[Data items]
▽
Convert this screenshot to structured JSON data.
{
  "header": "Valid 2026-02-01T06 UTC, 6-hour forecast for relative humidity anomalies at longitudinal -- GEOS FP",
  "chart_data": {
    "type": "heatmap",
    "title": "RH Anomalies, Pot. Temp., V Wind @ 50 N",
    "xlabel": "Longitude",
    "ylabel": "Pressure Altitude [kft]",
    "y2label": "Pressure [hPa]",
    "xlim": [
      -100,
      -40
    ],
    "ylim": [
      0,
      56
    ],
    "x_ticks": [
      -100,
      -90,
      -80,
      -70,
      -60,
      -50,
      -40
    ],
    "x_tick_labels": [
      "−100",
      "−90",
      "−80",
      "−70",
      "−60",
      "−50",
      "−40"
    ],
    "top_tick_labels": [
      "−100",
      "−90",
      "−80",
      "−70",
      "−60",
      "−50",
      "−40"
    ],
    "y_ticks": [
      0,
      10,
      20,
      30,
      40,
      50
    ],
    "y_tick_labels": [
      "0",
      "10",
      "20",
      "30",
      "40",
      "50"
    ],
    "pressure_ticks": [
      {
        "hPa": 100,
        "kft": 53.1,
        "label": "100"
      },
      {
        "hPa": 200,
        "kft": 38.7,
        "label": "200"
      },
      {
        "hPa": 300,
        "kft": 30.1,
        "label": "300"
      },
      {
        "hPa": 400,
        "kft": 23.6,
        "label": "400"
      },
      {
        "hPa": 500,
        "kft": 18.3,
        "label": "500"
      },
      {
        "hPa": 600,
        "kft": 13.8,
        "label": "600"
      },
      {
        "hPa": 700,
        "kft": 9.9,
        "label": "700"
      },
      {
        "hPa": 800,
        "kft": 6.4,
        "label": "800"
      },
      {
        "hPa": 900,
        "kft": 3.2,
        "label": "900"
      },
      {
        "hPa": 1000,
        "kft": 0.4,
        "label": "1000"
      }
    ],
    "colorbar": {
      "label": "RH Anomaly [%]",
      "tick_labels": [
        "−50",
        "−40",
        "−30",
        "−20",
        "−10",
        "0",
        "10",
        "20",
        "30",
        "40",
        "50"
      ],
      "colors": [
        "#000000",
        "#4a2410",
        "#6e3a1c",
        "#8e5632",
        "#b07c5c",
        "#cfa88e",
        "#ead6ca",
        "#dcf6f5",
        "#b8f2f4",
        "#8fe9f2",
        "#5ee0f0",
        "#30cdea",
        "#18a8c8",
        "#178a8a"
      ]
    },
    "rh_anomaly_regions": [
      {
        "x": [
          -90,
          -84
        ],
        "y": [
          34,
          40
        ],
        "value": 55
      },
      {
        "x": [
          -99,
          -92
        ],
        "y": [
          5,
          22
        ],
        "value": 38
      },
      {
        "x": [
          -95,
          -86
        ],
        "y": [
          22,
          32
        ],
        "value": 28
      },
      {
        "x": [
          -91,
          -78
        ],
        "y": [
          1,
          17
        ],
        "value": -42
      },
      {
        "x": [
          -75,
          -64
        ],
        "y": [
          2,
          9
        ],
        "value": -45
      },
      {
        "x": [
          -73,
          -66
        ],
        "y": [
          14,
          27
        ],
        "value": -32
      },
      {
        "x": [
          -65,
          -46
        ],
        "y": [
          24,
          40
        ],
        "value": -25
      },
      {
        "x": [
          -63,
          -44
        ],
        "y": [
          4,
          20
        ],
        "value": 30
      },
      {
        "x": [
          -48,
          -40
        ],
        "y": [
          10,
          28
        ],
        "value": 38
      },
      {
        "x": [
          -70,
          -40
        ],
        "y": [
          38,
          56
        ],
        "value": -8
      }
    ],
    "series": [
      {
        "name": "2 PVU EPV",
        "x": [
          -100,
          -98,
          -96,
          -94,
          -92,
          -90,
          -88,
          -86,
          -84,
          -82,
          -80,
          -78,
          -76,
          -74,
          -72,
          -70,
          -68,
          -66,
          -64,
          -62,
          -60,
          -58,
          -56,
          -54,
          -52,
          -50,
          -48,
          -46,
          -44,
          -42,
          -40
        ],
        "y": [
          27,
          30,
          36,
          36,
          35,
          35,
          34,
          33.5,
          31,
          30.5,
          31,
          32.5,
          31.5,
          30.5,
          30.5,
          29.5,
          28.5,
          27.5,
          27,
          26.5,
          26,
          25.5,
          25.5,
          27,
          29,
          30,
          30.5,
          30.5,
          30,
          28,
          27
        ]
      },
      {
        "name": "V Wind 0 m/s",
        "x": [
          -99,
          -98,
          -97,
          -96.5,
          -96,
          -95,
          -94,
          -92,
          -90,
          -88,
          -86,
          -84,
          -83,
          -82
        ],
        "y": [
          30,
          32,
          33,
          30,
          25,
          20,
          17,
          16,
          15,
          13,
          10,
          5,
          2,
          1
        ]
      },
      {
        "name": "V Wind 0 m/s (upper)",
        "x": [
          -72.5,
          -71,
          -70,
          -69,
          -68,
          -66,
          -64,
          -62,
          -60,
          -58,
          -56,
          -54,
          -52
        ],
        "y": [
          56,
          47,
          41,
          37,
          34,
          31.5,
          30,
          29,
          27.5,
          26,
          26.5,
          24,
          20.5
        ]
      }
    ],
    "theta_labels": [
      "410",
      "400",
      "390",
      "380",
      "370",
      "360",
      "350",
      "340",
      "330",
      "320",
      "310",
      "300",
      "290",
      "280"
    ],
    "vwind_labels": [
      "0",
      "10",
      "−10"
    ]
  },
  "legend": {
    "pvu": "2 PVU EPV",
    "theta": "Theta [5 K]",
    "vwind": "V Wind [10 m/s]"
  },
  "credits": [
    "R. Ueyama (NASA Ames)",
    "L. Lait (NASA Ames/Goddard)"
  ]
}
△
SHORT EXERCISE> Set down the listing above in full, please, exactly as it appears.

REPLY TO THE EXERCISE>
Convert this screenshot to structured JSON data.
{
  "header": "Valid 2026-02-01T06 UTC, 6-hour forecast for relative humidity anomalies at longitudinal -- GEOS FP",
  "chart_data": {
    "type": "heatmap",
    "title": "RH Anomalies, Pot. Temp., V Wind @ 50 N",
    "xlabel": "Longitude",
    "ylabel": "Pressure Altitude [kft]",
    "y2label": "Pressure [hPa]",
    "xlim": [
      -100,
      -40
    ],
    "ylim": [
      0,
      56
    ],
    "x_ticks": [
      -100,
      -90,
      -80,
      -70,
      -60,
      -50,
      -40
    ],
    "x_tick_labels": [
      "−100",
      "−90",
      "−80",
      "−70",
      "−60",
      "−50",
      "−40"
    ],
    "top_tick_labels": [
      "−100",
      "−90",
      "−80",
      "−70",
      "−60",
      "−50",
      "−40"
    ],
    "y_ticks": [
      0,
      10,
      20,
      30,
      40,
      50
    ],
    "y_tick_labels": [
      "0",
      "10",
      "20",
      "30",
      "40",
      "50"
    ],
    "pressure_ticks": [
      {
        "hPa": 100,
        "kft": 53.1,
        "label": "100"
      },
      {
        "hPa": 200,
        "kft": 38.7,
        "label": "200"
      },
      {
        "hPa": 300,
        "kft": 30.1,
        "label": "300"
      },
      {
        "hPa": 400,
        "kft": 23.6,
        "label": "400"
      },
      {
        "hPa": 500,
        "kft": 18.3,
        "label": "500"
      },
      {
        "hPa": 600,
        "kft": 13.8,
        "label": "600"
      },
      {
        "hPa": 700,
        "kft": 9.9,
        "label": "700"
      },
      {
        "hPa": 800,
        "kft": 6.4,
        "label": "800"
      },
      {
        "hPa": 900,
        "kft": 3.2,
        "label": "900"
      },
      {
        "hPa": 1000,
        "kft": 0.4,
        "label": "1000"
      }
    ],
    "colorbar": {
      "label": "RH Anomaly [%]",
      "tick_labels": [
        "−50",
        "−40",
        "−30",
        "−20",
        "−10",
        "0",
        "10",
        "20",
        "30",
        "40",
        "50"
      ],
      "colors": [
        "#000000",
        "#4a2410",
        "#6e3a1c",
        "#8e5632",
        "#b07c5c",
        "#cfa88e",
        "#ead6ca",
        "#dcf6f5",
        "#b8f2f4",
        "#8fe9f2",
        "#5ee0f0",
        "#30cdea",
        "#18a8c8",
        "#178a8a"
      ]
    },
    "rh_anomaly_regions": [
      {
        "x": [
          -90,
          -84
        ],
        "y": [
          34,
          40
        ],
        "value": 55
      },
      {
        "x": [
          -99,
          -92
        ],
        "y": [
          5,
          22
        ],
        "value": 38
      },
      {
        "x": [
          -95,
          -86
        ],
        "y": [
          22,
          32
        ],
        "value": 28
      },
      {
        "x": [
          -91,
          -78
        ],
        "y": [
          1,
          17
        ],
        "value": -42
      },
      {
        "x": [
          -75,
          -64
        ],
        "y": [
          2,
          9
        ],
        "value": -45
      },
      {
        "x": [
          -73,
          -66
        ],
        "y": [
          14,
          27
        ],
        "value": -32
      },
      {
        "x": [
          -65,
          -46
        ],
        "y": [
          24,
          40
        ],
        "value": -25
      },
      {
        "x": [
          -63,
          -44
        ],
        "y": [
          4,
          20
        ],
        "value": 30
      },
      {
        "x": [
          -48,
          -40
        ],
        "y": [
          10,
          28
        ],
        "value": 38
      },
      {
        "x": [
          -70,
          -40
        ],
        "y": [
          38,
          56
        ],
        "value": -8
      }
    ],
    "series": [
      {
        "name": "2 PVU EPV",
        "x": [
          -100,
          -98,
          -96,
          -94,
          -92,
          -90,
          -88,
          -86,
          -84,
          -82,
          -80,
          -78,
          -76,
          -74,
          -72,
          -70,
          -68,
          -66,
          -64,
          -62,
          -60,
          -58,
          -56,
          -54,
          -52,
          -50,
          -48,
          -46,
          -44,
          -42,
          -40
        ],
        "y": [
          27,
          30,
          36,
          36,
          35,
          35,
          34,
          33.5,
          31,
          30.5,
          31,
          32.5,
          31.5,
          30.5,
          30.5,
          29.5,
          28.5,
          27.5,
          27,
          26.5,
          26,
          25.5,
          25.5,
          27,
          29,
          30,
          30.5,
          30.5,
          30,
          28,
          27
        ]
      },
      {
        "name": "V Wind 0 m/s",
        "x": [
          -99,
          -98,
          -97,
          -96.5,
          -96,
          -95,
          -94,
          -92,
          -90,
          -88,
          -86,
          -84,
          -83,
          -82
        ],
        "y": [
          30,
          32,
          33,
          30,
          25,
          20,
          17,
          16,
          15,
          13,
          10,
          5,
          2,
          1
        ]
      },
      {
        "name": "V Wind 0 m/s (upper)",
        "x": [
          -72.5,
          -71,
          -70,
          -69,
          -68,
          -66,
          -64,
          -62,
          -60,
          -58,
          -56,
          -54,
          -52
        ],
        "y": [
          56,
          47,
          41,
          37,
          34,
          31.5,
          30,
          29,
          27.5,
          26,
          26.5,
          24,
          20.5
        ]
      }
    ],
    "theta_labels": [
      "410",
      "400",
      "390",
      "380",
      "370",
      "360",
      "350",
      "340",
      "330",
      "320",
      "310",
      "300",
      "290",
      "280"
    ],
    "vwind_labels": [
      "0",
      "10",
      "−10"
    ]
  },
  "legend": {
    "pvu": "2 PVU EPV",
    "theta": "Theta [5 K]",
    "vwind": "V Wind [10 m/s]"
  },
  "credits": [
    "R. Ueyama (NASA Ames)",
    "L. Lait (NASA Ames/Goddard)"
  ]
}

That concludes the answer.